> _The task_
The records should be written out in full, with nothing altered.

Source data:
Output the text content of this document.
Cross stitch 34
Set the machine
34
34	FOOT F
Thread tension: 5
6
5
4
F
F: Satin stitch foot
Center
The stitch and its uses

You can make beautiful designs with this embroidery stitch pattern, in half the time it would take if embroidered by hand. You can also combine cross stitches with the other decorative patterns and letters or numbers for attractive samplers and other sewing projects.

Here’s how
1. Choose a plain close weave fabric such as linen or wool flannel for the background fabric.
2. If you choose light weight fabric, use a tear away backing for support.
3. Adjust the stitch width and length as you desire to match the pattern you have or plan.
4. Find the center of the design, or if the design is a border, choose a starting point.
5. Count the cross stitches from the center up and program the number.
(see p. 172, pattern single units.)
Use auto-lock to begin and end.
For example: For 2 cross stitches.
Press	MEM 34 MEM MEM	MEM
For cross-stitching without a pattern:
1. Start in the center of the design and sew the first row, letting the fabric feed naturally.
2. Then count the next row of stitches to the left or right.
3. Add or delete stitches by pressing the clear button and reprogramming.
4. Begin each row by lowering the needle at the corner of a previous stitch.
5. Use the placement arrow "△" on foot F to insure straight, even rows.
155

> _Answer to this exercise_
Output the text content of this document.
Cross stitch 34
Set the machine
34
34	FOOT F
Thread tension: 5
6
5
4
F
F: Satin stitch foot
Center
The stitch and its uses

You can make beautiful designs with this embroidery stitch pattern, in half the time it would take if embroidered by hand. You can also combine cross stitches with the other decorative patterns and letters or numbers for attractive samplers and other sewing projects.

Here’s how
1. Choose a plain close weave fabric such as linen or wool flannel for the background fabric.
2. If you choose light weight fabric, use a tear away backing for support.
3. Adjust the stitch width and length as you desire to match the pattern you have or plan.
4. Find the center of the design, or if the design is a border, choose a starting point.
5. Count the cross stitches from the center up and program the number.
(see p. 172, pattern single units.)
Use auto-lock to begin and end.
For example: For 2 cross stitches.
Press	MEM 34 MEM MEM	MEM
For cross-stitching without a pattern:
1. Start in the center of the design and sew the first row, letting the fabric feed naturally.
2. Then count the next row of stitches to the left or right.
3. Add or delete stitches by pressing the clear button and reprogramming.
4. Begin each row by lowering the needle at the corner of a previous stitch.
5. Use the placement arrow "△" on foot F to insure straight, even rows.
155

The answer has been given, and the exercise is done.